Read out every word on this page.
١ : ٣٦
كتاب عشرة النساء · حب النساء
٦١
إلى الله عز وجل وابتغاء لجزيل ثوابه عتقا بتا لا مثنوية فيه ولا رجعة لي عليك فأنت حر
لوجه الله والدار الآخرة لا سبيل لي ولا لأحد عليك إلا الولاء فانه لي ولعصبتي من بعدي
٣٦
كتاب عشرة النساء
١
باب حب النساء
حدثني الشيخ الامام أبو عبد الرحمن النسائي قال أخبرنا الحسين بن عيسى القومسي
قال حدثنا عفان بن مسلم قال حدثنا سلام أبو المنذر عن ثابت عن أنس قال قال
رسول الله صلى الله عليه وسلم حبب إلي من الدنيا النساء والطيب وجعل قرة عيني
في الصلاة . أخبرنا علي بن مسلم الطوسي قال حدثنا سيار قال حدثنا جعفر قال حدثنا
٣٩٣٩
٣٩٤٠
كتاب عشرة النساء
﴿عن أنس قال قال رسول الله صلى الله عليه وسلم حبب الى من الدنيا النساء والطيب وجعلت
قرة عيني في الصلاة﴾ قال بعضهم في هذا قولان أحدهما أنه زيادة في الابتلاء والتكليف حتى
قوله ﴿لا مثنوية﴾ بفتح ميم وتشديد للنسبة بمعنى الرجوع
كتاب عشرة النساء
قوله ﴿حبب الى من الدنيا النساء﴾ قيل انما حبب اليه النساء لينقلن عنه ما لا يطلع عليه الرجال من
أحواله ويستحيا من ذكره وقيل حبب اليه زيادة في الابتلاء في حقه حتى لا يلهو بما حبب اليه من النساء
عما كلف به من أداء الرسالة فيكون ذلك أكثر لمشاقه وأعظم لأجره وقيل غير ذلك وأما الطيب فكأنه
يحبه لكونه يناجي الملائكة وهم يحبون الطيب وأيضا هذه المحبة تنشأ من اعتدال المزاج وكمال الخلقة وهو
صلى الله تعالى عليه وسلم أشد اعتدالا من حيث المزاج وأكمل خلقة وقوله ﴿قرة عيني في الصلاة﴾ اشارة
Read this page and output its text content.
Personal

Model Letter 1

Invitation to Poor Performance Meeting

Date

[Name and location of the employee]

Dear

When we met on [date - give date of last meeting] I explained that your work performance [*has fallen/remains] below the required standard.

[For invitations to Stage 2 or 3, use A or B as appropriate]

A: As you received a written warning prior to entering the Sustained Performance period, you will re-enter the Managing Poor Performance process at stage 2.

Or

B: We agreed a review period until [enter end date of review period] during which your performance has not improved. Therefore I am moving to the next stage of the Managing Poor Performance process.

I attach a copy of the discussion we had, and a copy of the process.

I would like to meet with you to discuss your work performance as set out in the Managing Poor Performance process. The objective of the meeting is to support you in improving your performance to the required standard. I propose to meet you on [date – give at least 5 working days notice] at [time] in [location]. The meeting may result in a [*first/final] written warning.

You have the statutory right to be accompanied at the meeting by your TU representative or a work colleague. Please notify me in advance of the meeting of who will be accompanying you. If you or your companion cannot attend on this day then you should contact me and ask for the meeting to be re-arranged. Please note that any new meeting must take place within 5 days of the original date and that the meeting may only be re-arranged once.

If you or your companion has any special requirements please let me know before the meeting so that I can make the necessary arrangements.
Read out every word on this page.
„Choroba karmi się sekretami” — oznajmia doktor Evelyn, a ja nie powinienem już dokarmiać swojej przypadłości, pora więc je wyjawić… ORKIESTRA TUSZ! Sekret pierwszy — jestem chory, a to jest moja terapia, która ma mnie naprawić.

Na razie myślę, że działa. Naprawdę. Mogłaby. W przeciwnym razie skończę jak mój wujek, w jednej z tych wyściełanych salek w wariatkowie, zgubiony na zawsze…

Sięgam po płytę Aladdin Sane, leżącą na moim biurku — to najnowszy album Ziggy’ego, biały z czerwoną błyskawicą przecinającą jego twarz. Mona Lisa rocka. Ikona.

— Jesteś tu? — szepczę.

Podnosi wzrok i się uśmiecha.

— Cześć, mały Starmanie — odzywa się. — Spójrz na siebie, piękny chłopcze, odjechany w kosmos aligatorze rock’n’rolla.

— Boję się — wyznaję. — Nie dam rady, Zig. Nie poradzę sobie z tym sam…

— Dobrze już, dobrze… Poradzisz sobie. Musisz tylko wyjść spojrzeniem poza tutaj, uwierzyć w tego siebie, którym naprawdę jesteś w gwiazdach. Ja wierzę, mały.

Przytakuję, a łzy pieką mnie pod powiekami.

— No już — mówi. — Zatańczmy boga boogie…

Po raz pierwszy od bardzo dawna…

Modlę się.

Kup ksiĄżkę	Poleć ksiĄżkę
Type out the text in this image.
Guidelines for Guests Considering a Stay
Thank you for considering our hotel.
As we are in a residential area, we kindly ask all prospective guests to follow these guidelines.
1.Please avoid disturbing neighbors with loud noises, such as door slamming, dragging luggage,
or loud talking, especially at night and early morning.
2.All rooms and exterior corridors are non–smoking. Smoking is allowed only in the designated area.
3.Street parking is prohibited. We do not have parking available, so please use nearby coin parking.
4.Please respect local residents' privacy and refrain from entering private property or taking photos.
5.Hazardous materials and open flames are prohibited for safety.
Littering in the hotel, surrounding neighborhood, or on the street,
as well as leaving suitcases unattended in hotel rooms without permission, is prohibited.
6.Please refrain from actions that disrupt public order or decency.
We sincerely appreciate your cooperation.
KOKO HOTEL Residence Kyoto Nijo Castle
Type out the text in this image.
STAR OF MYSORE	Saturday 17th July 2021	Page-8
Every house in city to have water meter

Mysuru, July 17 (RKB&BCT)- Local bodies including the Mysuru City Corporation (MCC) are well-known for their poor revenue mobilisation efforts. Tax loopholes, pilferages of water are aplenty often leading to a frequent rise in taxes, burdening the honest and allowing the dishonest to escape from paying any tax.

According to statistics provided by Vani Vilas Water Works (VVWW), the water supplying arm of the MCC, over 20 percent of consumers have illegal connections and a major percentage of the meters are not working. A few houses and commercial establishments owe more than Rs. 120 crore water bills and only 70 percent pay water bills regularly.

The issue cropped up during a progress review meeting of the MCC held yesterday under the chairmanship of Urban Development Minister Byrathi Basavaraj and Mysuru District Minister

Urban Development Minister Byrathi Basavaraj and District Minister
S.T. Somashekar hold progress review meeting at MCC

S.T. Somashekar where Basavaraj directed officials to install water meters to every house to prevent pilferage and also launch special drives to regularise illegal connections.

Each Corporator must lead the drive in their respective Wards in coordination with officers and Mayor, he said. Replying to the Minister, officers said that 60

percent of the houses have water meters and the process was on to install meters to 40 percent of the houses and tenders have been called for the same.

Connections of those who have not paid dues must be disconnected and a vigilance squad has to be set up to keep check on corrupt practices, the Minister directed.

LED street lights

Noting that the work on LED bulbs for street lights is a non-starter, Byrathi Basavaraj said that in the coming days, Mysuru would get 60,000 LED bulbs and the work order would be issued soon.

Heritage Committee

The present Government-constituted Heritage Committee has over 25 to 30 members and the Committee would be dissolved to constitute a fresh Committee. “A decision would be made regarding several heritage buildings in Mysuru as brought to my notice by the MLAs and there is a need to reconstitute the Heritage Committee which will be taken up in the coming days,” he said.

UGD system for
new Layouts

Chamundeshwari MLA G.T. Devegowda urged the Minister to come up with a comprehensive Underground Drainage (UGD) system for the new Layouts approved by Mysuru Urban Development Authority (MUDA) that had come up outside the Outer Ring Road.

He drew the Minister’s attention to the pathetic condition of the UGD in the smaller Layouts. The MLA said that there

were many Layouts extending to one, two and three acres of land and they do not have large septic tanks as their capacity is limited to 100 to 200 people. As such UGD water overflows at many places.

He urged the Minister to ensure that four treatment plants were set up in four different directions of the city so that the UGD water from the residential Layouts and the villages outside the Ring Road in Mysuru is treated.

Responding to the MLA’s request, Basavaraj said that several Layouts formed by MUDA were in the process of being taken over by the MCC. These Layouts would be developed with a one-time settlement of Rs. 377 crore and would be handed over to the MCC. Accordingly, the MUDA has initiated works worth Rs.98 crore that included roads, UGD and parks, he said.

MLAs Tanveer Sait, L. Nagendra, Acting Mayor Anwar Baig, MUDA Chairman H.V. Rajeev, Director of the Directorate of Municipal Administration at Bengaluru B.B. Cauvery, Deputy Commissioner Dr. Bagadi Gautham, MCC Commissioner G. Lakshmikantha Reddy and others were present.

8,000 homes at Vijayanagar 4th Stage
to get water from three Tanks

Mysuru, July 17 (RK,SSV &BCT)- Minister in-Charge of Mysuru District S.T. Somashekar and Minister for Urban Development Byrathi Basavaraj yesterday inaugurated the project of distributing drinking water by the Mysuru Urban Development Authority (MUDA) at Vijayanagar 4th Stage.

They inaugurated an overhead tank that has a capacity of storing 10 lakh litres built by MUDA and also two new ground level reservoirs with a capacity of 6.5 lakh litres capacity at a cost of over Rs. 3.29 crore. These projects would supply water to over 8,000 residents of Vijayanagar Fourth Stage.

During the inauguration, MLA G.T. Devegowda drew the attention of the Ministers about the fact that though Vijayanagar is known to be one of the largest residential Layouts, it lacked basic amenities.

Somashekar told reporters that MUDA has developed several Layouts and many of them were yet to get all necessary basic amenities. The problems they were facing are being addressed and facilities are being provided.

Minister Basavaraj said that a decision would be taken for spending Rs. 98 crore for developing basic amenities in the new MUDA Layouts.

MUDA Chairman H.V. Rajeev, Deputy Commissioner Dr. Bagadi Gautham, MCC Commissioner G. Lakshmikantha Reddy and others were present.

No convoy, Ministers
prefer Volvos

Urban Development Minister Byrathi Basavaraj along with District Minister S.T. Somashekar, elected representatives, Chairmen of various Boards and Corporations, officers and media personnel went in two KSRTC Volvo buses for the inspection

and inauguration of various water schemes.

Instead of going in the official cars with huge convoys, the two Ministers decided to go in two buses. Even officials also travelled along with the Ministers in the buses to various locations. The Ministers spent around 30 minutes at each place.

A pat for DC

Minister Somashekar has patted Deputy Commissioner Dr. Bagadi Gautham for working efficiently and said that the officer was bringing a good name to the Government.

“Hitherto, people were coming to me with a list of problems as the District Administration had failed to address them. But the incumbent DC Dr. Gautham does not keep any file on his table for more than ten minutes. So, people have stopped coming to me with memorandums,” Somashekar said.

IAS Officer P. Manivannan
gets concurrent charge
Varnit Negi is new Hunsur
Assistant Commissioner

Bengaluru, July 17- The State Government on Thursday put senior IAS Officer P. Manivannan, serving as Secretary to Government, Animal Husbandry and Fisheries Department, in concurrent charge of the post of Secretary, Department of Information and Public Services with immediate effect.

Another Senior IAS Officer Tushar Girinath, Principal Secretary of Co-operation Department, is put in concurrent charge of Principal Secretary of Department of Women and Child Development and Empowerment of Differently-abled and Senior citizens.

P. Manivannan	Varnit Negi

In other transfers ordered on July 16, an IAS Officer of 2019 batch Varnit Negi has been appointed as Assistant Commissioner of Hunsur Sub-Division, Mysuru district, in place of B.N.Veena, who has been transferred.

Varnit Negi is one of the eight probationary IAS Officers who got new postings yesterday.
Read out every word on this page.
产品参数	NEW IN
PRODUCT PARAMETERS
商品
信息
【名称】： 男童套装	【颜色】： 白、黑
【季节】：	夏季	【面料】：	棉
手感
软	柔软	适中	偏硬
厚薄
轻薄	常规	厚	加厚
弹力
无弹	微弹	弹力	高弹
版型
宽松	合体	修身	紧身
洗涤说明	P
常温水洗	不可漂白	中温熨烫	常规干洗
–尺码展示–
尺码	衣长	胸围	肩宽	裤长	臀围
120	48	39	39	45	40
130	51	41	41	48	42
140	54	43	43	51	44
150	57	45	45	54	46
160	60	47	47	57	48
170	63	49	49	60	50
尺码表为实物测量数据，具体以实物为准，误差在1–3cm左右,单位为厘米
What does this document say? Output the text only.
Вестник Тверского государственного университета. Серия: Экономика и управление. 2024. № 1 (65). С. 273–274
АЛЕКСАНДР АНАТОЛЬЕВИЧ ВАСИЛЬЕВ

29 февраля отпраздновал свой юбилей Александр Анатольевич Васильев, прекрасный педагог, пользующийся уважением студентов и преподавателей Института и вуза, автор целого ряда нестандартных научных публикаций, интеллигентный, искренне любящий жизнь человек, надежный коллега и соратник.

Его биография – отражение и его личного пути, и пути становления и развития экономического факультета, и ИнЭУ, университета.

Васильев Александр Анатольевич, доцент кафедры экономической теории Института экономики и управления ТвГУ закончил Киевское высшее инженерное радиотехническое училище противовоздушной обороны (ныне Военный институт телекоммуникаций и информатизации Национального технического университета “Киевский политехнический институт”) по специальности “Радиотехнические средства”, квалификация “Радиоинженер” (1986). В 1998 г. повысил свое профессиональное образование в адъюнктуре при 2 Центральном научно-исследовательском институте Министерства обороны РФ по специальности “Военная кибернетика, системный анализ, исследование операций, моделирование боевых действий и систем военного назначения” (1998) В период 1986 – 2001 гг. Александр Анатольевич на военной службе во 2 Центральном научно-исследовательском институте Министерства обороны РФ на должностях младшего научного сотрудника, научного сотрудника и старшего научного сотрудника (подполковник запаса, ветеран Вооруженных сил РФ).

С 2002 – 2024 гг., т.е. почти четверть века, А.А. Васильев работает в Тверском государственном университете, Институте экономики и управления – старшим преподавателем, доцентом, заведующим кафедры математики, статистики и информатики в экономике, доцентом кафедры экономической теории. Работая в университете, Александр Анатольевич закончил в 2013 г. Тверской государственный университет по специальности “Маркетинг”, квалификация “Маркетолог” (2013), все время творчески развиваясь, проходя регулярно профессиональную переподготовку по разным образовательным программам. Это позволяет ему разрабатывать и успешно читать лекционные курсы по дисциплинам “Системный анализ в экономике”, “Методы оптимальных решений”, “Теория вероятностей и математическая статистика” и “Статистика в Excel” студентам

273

- _Task objective_: Return each line of the listing that holds the string "three".

- _Finished answer_:
were many Layouts extending to one, two and three acres of land and they do not have large septic tanks as their capacity is limited to 100 to 200 people. As such UGD water overflows at many places.
to get water from three Tanks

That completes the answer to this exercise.